▶ **Written task**
Copy every line of the entries that includes the word "screenshot".

A block of data
-*-

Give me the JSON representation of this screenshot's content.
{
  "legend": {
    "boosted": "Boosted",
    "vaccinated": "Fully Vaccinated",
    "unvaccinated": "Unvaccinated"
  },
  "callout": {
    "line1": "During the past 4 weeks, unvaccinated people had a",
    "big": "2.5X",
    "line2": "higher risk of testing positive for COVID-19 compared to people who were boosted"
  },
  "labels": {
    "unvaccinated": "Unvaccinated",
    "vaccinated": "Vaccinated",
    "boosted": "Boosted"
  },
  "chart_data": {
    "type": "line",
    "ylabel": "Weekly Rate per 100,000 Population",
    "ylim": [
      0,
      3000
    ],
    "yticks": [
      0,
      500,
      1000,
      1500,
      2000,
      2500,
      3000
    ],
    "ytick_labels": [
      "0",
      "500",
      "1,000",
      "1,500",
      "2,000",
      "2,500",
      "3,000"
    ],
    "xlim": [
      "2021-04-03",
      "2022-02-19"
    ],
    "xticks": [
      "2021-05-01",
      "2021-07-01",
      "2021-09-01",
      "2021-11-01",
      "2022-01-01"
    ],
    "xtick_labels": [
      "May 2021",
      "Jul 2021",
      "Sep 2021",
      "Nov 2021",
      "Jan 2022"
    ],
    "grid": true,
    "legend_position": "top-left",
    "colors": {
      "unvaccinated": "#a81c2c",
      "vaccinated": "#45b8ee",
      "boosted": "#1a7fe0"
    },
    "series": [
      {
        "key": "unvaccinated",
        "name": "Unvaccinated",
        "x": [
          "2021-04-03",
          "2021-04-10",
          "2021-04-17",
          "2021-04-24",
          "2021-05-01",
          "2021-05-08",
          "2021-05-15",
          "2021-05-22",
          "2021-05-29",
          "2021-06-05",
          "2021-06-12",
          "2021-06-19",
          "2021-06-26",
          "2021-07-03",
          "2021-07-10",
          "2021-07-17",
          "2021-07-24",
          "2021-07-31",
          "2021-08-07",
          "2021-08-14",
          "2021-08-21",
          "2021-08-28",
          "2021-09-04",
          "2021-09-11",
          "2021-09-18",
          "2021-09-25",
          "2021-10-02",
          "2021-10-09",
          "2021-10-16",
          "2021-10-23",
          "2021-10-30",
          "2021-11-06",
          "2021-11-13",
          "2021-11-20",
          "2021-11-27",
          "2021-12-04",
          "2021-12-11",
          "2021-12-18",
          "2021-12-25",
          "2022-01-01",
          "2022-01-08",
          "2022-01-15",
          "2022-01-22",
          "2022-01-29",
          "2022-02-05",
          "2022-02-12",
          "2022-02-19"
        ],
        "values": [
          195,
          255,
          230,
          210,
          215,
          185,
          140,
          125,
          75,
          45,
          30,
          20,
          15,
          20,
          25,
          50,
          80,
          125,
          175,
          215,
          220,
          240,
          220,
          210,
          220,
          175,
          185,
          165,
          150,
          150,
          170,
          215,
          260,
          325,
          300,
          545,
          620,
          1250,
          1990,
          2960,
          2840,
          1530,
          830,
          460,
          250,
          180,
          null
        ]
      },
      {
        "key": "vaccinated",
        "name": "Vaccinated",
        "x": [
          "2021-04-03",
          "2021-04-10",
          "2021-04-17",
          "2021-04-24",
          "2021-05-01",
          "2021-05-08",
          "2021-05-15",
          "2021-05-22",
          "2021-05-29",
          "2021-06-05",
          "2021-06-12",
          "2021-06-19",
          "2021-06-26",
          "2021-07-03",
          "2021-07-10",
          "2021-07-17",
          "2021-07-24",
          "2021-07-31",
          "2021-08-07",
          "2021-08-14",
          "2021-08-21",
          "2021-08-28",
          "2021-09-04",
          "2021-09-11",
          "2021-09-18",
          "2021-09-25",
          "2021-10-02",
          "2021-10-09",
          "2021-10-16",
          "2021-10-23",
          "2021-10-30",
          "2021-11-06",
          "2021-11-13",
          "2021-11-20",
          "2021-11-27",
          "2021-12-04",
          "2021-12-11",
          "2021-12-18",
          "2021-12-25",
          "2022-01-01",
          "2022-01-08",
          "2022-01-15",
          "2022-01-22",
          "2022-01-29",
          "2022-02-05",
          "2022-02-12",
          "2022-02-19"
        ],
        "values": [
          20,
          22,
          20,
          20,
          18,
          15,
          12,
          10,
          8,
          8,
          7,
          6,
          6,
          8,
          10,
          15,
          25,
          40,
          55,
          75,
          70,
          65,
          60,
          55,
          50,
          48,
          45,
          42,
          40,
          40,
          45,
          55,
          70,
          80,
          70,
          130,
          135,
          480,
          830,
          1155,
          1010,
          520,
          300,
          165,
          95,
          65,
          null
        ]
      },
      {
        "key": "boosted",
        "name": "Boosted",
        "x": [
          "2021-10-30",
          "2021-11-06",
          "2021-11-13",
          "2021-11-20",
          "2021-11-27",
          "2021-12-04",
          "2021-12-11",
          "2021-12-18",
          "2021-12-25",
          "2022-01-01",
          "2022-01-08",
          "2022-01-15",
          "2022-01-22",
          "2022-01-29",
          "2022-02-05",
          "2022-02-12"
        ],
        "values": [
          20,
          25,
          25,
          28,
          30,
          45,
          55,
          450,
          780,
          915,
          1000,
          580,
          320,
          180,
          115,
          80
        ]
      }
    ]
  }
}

-*-

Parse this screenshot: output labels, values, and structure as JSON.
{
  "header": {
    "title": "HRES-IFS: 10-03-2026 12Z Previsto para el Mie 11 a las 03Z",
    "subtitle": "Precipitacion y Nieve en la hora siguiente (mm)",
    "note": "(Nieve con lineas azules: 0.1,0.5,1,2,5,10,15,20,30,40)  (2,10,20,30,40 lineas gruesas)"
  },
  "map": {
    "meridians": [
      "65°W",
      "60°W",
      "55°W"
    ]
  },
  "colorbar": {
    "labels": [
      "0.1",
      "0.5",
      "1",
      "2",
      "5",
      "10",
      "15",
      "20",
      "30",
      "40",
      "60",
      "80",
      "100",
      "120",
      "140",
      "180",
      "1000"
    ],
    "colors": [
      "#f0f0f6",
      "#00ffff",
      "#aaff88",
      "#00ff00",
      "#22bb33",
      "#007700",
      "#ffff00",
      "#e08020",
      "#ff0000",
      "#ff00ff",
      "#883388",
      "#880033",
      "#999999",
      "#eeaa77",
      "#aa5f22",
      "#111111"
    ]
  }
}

-*-

▶ **Exercise answer**
Give me the JSON representation of this screenshot's content.
Parse this screenshot: output labels, values, and structure as JSON.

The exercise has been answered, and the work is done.